--- TASK OBJECTIVE ---
Track down each line that has the word "Previous" and copy it.

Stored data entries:
····················

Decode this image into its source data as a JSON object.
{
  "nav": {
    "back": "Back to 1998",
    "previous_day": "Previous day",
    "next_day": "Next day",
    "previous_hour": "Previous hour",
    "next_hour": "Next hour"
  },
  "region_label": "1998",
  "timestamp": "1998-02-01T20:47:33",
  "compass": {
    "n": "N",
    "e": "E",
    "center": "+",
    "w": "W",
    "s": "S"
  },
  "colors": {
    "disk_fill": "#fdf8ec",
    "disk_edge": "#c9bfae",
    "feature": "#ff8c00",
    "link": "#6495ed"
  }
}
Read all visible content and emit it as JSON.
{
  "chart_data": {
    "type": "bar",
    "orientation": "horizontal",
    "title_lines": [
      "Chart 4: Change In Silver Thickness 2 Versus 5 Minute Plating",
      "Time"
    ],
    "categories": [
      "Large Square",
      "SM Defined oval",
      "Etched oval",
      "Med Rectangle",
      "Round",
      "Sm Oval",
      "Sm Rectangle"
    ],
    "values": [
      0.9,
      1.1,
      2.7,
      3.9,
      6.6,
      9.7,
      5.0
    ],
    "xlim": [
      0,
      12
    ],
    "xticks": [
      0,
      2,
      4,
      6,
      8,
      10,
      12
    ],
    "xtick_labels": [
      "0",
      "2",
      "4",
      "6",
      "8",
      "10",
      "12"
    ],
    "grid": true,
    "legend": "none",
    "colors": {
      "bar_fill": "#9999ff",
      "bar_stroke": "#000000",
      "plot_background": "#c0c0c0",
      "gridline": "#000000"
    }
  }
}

····················

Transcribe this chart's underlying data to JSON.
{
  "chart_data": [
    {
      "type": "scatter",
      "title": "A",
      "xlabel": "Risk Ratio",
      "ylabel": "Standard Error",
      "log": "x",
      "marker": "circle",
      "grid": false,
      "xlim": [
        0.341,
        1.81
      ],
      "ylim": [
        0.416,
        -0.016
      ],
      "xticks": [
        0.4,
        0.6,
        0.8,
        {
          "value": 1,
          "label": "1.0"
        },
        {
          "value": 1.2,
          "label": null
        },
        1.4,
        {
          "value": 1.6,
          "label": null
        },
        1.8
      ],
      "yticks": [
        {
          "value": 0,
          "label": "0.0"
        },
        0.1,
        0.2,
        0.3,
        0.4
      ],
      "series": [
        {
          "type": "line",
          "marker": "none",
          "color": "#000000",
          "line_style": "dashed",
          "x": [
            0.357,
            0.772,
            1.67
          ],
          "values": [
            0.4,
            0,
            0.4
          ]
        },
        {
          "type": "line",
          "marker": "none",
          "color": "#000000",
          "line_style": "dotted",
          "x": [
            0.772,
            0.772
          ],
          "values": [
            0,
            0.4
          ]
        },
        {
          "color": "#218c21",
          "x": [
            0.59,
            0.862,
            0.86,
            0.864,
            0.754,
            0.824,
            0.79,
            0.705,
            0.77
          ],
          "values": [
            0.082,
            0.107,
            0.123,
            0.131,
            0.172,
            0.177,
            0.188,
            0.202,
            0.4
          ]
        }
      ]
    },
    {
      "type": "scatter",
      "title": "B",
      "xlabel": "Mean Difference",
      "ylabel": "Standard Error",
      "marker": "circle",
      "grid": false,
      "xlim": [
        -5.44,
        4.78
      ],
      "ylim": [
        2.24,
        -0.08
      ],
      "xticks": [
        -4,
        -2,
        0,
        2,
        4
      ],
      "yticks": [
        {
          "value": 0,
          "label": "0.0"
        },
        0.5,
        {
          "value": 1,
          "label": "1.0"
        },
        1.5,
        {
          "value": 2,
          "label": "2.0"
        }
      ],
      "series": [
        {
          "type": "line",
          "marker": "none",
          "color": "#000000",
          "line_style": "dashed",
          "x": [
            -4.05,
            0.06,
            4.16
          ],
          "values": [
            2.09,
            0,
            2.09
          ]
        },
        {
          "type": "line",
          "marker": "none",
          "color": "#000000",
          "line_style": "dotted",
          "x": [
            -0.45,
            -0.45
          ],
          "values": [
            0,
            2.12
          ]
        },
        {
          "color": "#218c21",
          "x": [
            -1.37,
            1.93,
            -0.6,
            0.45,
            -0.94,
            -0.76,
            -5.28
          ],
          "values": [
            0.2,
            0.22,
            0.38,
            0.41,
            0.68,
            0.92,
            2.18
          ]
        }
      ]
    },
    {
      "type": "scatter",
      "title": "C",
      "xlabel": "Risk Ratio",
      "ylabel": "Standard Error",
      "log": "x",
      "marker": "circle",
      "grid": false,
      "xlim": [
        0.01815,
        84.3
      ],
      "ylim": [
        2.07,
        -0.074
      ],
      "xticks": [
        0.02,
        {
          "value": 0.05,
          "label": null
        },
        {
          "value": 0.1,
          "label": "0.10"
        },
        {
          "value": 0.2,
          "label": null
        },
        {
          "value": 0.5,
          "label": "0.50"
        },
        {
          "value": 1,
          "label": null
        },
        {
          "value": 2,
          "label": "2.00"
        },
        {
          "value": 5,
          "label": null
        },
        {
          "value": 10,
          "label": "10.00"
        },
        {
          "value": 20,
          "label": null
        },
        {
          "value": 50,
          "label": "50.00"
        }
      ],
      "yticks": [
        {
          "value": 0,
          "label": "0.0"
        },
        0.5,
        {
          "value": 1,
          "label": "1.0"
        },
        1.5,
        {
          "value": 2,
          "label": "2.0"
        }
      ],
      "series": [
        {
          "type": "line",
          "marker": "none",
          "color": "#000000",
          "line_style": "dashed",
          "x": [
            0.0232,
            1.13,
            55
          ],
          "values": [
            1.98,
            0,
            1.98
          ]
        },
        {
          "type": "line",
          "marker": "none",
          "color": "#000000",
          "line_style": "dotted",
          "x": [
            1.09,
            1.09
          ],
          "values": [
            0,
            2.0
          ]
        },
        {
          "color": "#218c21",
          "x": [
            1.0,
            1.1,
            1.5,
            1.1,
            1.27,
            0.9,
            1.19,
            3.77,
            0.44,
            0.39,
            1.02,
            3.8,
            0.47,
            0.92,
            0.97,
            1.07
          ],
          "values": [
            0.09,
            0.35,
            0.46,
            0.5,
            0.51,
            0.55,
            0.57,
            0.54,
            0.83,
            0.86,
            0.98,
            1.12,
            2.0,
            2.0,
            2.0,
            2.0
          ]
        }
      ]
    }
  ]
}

····················

--- RESULT OF THE EXERCISE ---
    "previous_day": "Previous day",
    "previous_hour": "Previous hour",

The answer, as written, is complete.